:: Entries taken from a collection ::
====

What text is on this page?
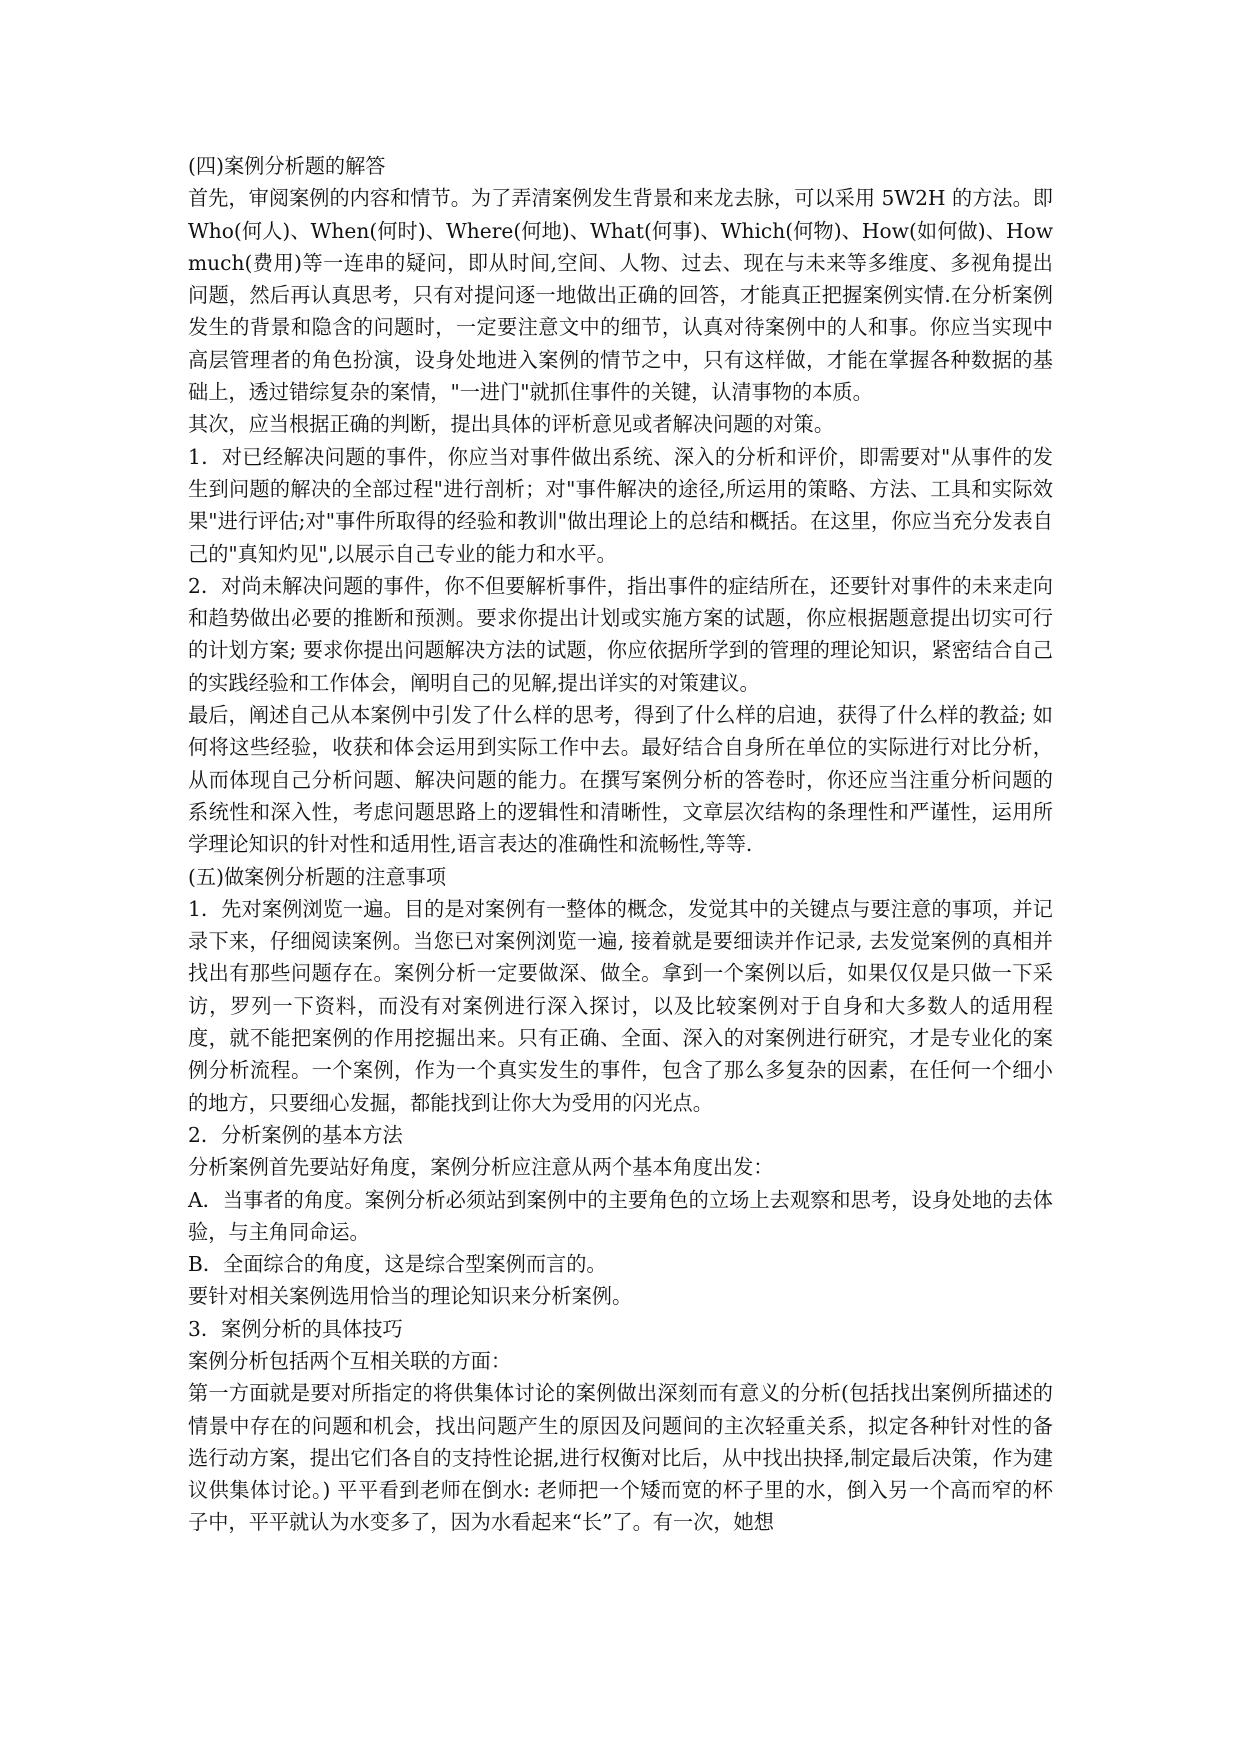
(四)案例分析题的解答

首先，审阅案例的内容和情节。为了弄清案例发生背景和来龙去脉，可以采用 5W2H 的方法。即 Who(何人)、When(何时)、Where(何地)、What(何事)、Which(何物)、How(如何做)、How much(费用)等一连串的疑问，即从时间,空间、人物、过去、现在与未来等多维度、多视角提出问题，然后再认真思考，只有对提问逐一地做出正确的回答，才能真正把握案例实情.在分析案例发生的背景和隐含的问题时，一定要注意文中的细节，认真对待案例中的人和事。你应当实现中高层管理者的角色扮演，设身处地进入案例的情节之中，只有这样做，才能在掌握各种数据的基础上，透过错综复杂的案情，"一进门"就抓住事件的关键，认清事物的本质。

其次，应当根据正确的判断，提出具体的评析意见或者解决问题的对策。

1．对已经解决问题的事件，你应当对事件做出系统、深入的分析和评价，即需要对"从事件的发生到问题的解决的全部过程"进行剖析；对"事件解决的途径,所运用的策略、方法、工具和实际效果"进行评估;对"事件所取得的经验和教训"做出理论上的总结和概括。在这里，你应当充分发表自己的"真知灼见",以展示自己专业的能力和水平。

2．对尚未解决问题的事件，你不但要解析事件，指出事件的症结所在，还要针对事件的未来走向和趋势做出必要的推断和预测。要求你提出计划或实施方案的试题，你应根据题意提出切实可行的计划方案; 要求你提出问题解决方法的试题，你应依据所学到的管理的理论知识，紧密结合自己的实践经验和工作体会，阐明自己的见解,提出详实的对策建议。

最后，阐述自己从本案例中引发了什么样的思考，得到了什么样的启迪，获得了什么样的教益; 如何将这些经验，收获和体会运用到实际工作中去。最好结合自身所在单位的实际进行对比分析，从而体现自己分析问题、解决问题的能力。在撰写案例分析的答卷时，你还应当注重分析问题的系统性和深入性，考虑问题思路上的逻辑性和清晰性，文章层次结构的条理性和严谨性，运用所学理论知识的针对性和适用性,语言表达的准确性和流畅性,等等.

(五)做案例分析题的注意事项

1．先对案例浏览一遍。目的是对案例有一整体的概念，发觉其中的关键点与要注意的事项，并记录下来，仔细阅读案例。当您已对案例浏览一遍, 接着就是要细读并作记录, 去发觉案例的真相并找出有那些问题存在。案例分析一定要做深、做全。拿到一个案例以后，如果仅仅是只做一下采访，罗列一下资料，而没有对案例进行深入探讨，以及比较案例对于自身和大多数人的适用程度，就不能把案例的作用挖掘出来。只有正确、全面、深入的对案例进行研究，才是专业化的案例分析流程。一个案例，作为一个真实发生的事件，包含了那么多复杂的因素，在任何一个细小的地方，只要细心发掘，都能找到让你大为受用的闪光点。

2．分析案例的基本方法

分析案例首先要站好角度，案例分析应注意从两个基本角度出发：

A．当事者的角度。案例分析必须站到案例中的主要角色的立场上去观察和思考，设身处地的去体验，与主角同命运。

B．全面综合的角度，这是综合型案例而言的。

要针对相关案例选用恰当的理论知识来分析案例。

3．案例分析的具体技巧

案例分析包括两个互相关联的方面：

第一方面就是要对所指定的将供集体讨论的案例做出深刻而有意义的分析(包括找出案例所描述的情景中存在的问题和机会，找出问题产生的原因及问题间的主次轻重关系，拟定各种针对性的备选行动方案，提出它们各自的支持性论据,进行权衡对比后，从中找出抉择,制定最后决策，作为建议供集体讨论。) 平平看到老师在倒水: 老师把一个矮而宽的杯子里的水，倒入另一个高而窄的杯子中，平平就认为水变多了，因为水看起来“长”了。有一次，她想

====

:: Problem details ::
In your copy, leave out the pictures and reproduce the material above exactly.

:: Solution for this exercise ::
What text is on this page?
(四)案例分析题的解答

首先，审阅案例的内容和情节。为了弄清案例发生背景和来龙去脉，可以采用 5W2H 的方法。即 Who(何人)、When(何时)、Where(何地)、What(何事)、Which(何物)、How(如何做)、How much(费用)等一连串的疑问，即从时间,空间、人物、过去、现在与未来等多维度、多视角提出问题，然后再认真思考，只有对提问逐一地做出正确的回答，才能真正把握案例实情.在分析案例发生的背景和隐含的问题时，一定要注意文中的细节，认真对待案例中的人和事。你应当实现中高层管理者的角色扮演，设身处地进入案例的情节之中，只有这样做，才能在掌握各种数据的基础上，透过错综复杂的案情，"一进门"就抓住事件的关键，认清事物的本质。

其次，应当根据正确的判断，提出具体的评析意见或者解决问题的对策。

1．对已经解决问题的事件，你应当对事件做出系统、深入的分析和评价，即需要对"从事件的发生到问题的解决的全部过程"进行剖析；对"事件解决的途径,所运用的策略、方法、工具和实际效果"进行评估;对"事件所取得的经验和教训"做出理论上的总结和概括。在这里，你应当充分发表自己的"真知灼见",以展示自己专业的能力和水平。

2．对尚未解决问题的事件，你不但要解析事件，指出事件的症结所在，还要针对事件的未来走向和趋势做出必要的推断和预测。要求你提出计划或实施方案的试题，你应根据题意提出切实可行的计划方案; 要求你提出问题解决方法的试题，你应依据所学到的管理的理论知识，紧密结合自己的实践经验和工作体会，阐明自己的见解,提出详实的对策建议。

最后，阐述自己从本案例中引发了什么样的思考，得到了什么样的启迪，获得了什么样的教益; 如何将这些经验，收获和体会运用到实际工作中去。最好结合自身所在单位的实际进行对比分析，从而体现自己分析问题、解决问题的能力。在撰写案例分析的答卷时，你还应当注重分析问题的系统性和深入性，考虑问题思路上的逻辑性和清晰性，文章层次结构的条理性和严谨性，运用所学理论知识的针对性和适用性,语言表达的准确性和流畅性,等等.

(五)做案例分析题的注意事项

1．先对案例浏览一遍。目的是对案例有一整体的概念，发觉其中的关键点与要注意的事项，并记录下来，仔细阅读案例。当您已对案例浏览一遍, 接着就是要细读并作记录, 去发觉案例的真相并找出有那些问题存在。案例分析一定要做深、做全。拿到一个案例以后，如果仅仅是只做一下采访，罗列一下资料，而没有对案例进行深入探讨，以及比较案例对于自身和大多数人的适用程度，就不能把案例的作用挖掘出来。只有正确、全面、深入的对案例进行研究，才是专业化的案例分析流程。一个案例，作为一个真实发生的事件，包含了那么多复杂的因素，在任何一个细小的地方，只要细心发掘，都能找到让你大为受用的闪光点。

2．分析案例的基本方法

分析案例首先要站好角度，案例分析应注意从两个基本角度出发：

A．当事者的角度。案例分析必须站到案例中的主要角色的立场上去观察和思考，设身处地的去体验，与主角同命运。

B．全面综合的角度，这是综合型案例而言的。

要针对相关案例选用恰当的理论知识来分析案例。

3．案例分析的具体技巧

案例分析包括两个互相关联的方面：

第一方面就是要对所指定的将供集体讨论的案例做出深刻而有意义的分析(包括找出案例所描述的情景中存在的问题和机会，找出问题产生的原因及问题间的主次轻重关系，拟定各种针对性的备选行动方案，提出它们各自的支持性论据,进行权衡对比后，从中找出抉择,制定最后决策，作为建议供集体讨论。) 平平看到老师在倒水: 老师把一个矮而宽的杯子里的水，倒入另一个高而窄的杯子中，平平就认为水变多了，因为水看起来“长”了。有一次，她想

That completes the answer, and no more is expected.